Supplied records =
☆ ☆ ☆ ☆ ☆ ☆ ☆

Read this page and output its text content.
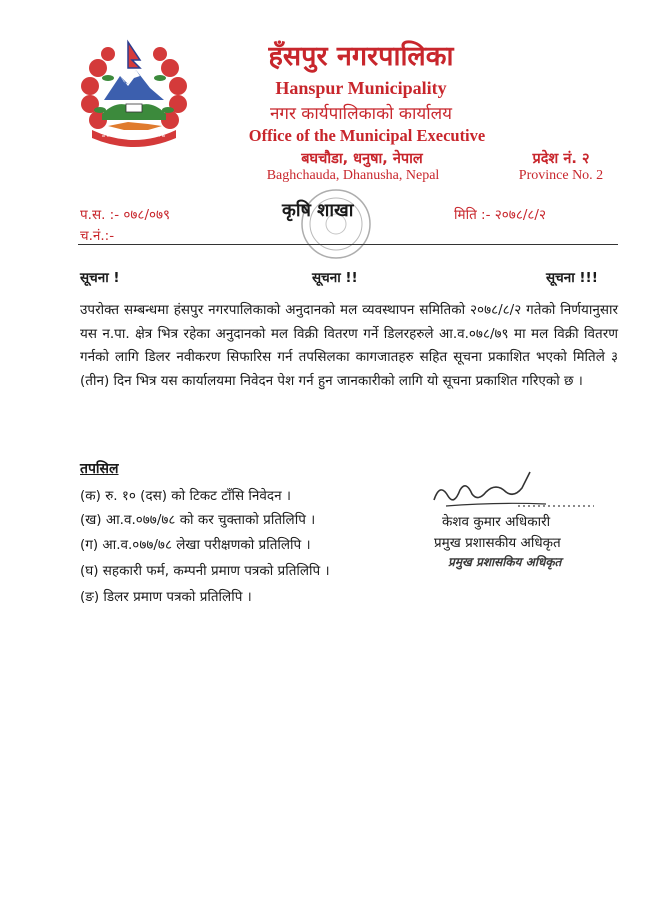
हँसपुर नगरपालिका
Hanspur Municipality
नगर कार्यपालिकाको कार्यालय
Office of the Municipal Executive
बघचौडा, धनुषा, नेपाल
Baghchauda, Dhanusha, Nepal
प्रदेश नं. २
Province No. 2
प.स. :- ०७८/०७९
च.नं.:-
कृषि शाखा	मिति :- २०७८/८/२
सूचना !	सूचना !!	सूचना !!!
उपरोक्त सम्बन्धमा हंसपुर नगरपालिकाको अनुदानको मल व्यवस्थापन समितिको २०७८/८/२ गतेको निर्णयानुसार यस न.पा. क्षेत्र भित्र रहेका अनुदानको मल विक्री वितरण गर्ने डिलरहरुले आ.व.०७८/७९ मा मल विक्री वितरण गर्नको लागि डिलर नवीकरण सिफारिस गर्न तपसिलका कागजातहरु सहित सूचना प्रकाशित भएको मितिले ३ (तीन) दिन भित्र यस कार्यालयमा निवेदन पेश गर्न हुन जानकारीको लागि यो सूचना प्रकाशित गरिएको छ ।
तपसिल
(क) रु. १० (दस) को टिकट टाँसि निवेदन ।
(ख) आ.व.०७७/७८ को कर चुक्ताको प्रतिलिपि ।
(ग) आ.व.०७७/७८ लेखा परीक्षणको प्रतिलिपि ।
(घ) सहकारी फर्म, कम्पनी प्रमाण पत्रको प्रतिलिपि ।
(ङ) डिलर प्रमाण पत्रको प्रतिलिपि ।
केशव कुमार अधिकारी
प्रमुख प्रशासकीय अधिकृत
प्रमुख प्रशासकिय अधिकृत
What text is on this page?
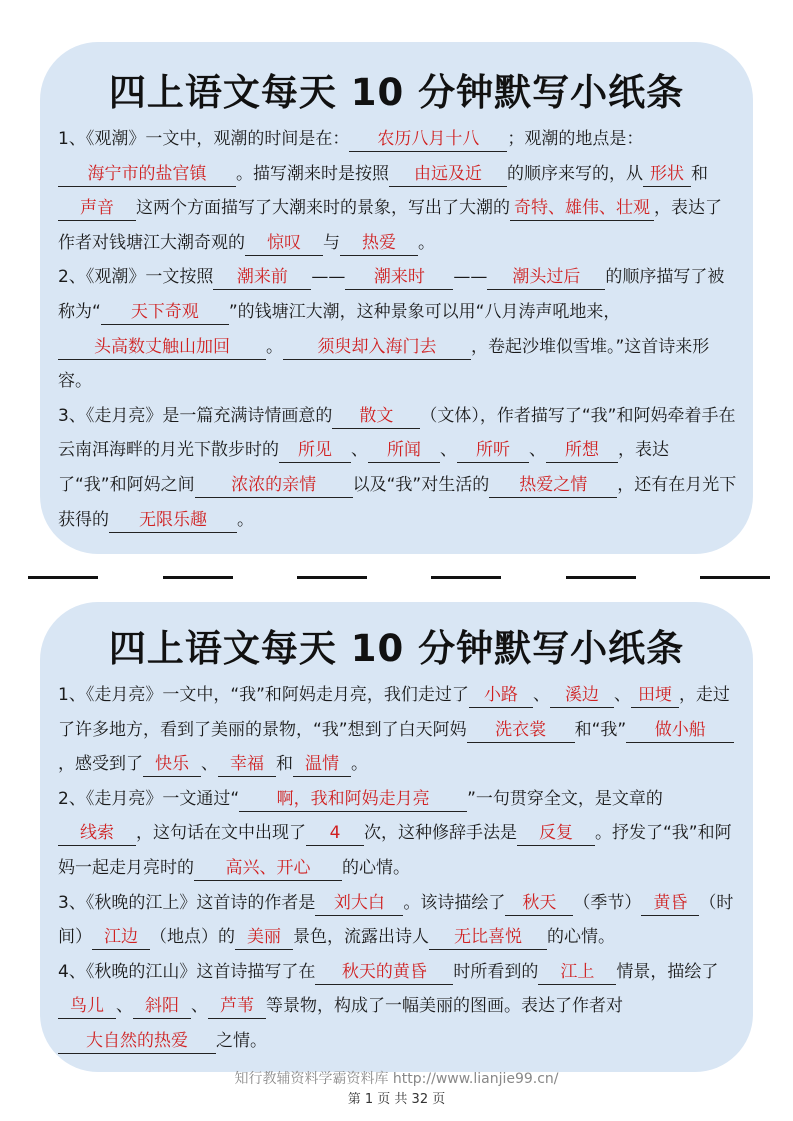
四上语文每天 10 分钟默写小纸条

1、《观潮》一文中，观潮的时间是在： 农历八月十八 ；观潮的地点是：海宁市的盐官镇 。描写潮来时是按照 由远及近 的顺序来写的，从 形状 和声音 这两个方面描写了大潮来时的景象，写出了大潮的 奇特、雄伟、壮观 ，表达了作者对钱塘江大潮奇观的 惊叹 与 热爱 。

2、《观潮》一文按照 潮来前 —— 潮来时 —— 潮头过后 的顺序描写了被称为“ 天下奇观 ”的钱塘江大潮，这种景象可以用“八月涛声吼地来，头高数丈触山加回 。 须臾却入海门去 ，卷起沙堆似雪堆。”这首诗来形容。

3、《走月亮》是一篇充满诗情画意的 散文 （文体），作者描写了“我”和阿妈牵着手在云南洱海畔的月光下散步时的 所见 、 所闻 、 所听 、 所想 ，表达了“我”和阿妈之间 浓浓的亲情 以及“我”对生活的 热爱之情 ，还有在月光下获得的 无限乐趣 。

四上语文每天 10 分钟默写小纸条

1、《走月亮》一文中，“我”和阿妈走月亮，我们走过了 小路 、 溪边 、 田埂 ，走过了许多地方，看到了美丽的景物，“我”想到了白天阿妈 洗衣裳 和“我” 做小船，感受到了 快乐 、 幸福 和 温情 。

2、《走月亮》一文通过“ 啊，我和阿妈走月亮 ”一句贯穿全文，是文章的线索 ，这句话在文中出现了 4 次，这种修辞手法是 反复 。抒发了“我”和阿妈一起走月亮时的 高兴、开心 的心情。

3、《秋晚的江上》这首诗的作者是 刘大白 。该诗描绘了 秋天 （季节） 黄昏 （时间） 江边 （地点）的 美丽 景色，流露出诗人 无比喜悦 的心情。

4、《秋晚的江山》这首诗描写了在 秋天的黄昏 时所看到的 江上 情景，描绘了鸟儿 、 斜阳 、 芦苇 等景物，构成了一幅美丽的图画。表达了作者对大自然的热爱 之情。

知行教辅资料学霸资料库 http://www.lianjie99.cn/
第 1 页 共 32 页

☆ ☆ ☆ ☆ ☆ ☆ ☆

Goal of the exercise = Leave out the pictures and copy the rest of the material above exactly.

The result =
Read this page and output its text content.
हँसपुर नगरपालिका
Hanspur Municipality
नगर कार्यपालिकाको कार्यालय
Office of the Municipal Executive
बघचौडा, धनुषा, नेपाल
Baghchauda, Dhanusha, Nepal
प्रदेश नं. २
Province No. 2
प.स. :- ०७८/०७९
च.नं.:-
कृषि शाखा	मिति :- २०७८/८/२
सूचना !	सूचना !!	सूचना !!!
उपरोक्त सम्बन्धमा हंसपुर नगरपालिकाको अनुदानको मल व्यवस्थापन समितिको २०७८/८/२ गतेको निर्णयानुसार यस न.पा. क्षेत्र भित्र रहेका अनुदानको मल विक्री वितरण गर्ने डिलरहरुले आ.व.०७८/७९ मा मल विक्री वितरण गर्नको लागि डिलर नवीकरण सिफारिस गर्न तपसिलका कागजातहरु सहित सूचना प्रकाशित भएको मितिले ३ (तीन) दिन भित्र यस कार्यालयमा निवेदन पेश गर्न हुन जानकारीको लागि यो सूचना प्रकाशित गरिएको छ ।
तपसिल
(क) रु. १० (दस) को टिकट टाँसि निवेदन ।
(ख) आ.व.०७७/७८ को कर चुक्ताको प्रतिलिपि ।
(ग) आ.व.०७७/७८ लेखा परीक्षणको प्रतिलिपि ।
(घ) सहकारी फर्म, कम्पनी प्रमाण पत्रको प्रतिलिपि ।
(ङ) डिलर प्रमाण पत्रको प्रतिलिपि ।
केशव कुमार अधिकारी
प्रमुख प्रशासकीय अधिकृत
प्रमुख प्रशासकिय अधिकृत
What text is on this page?
四上语文每天 10 分钟默写小纸条

1、《观潮》一文中，观潮的时间是在： 农历八月十八 ；观潮的地点是：海宁市的盐官镇 。描写潮来时是按照 由远及近 的顺序来写的，从 形状 和声音 这两个方面描写了大潮来时的景象，写出了大潮的 奇特、雄伟、壮观 ，表达了作者对钱塘江大潮奇观的 惊叹 与 热爱 。

2、《观潮》一文按照 潮来前 —— 潮来时 —— 潮头过后 的顺序描写了被称为“ 天下奇观 ”的钱塘江大潮，这种景象可以用“八月涛声吼地来，头高数丈触山加回 。 须臾却入海门去 ，卷起沙堆似雪堆。”这首诗来形容。

3、《走月亮》是一篇充满诗情画意的 散文 （文体），作者描写了“我”和阿妈牵着手在云南洱海畔的月光下散步时的 所见 、 所闻 、 所听 、 所想 ，表达了“我”和阿妈之间 浓浓的亲情 以及“我”对生活的 热爱之情 ，还有在月光下获得的 无限乐趣 。

四上语文每天 10 分钟默写小纸条

1、《走月亮》一文中，“我”和阿妈走月亮，我们走过了 小路 、 溪边 、 田埂 ，走过了许多地方，看到了美丽的景物，“我”想到了白天阿妈 洗衣裳 和“我” 做小船，感受到了 快乐 、 幸福 和 温情 。

2、《走月亮》一文通过“ 啊，我和阿妈走月亮 ”一句贯穿全文，是文章的线索 ，这句话在文中出现了 4 次，这种修辞手法是 反复 。抒发了“我”和阿妈一起走月亮时的 高兴、开心 的心情。

3、《秋晚的江上》这首诗的作者是 刘大白 。该诗描绘了 秋天 （季节） 黄昏 （时间） 江边 （地点）的 美丽 景色，流露出诗人 无比喜悦 的心情。

4、《秋晚的江山》这首诗描写了在 秋天的黄昏 时所看到的 江上 情景，描绘了鸟儿 、 斜阳 、 芦苇 等景物，构成了一幅美丽的图画。表达了作者对大自然的热爱 之情。

知行教辅资料学霸资料库 http://www.lianjie99.cn/
第 1 页 共 32 页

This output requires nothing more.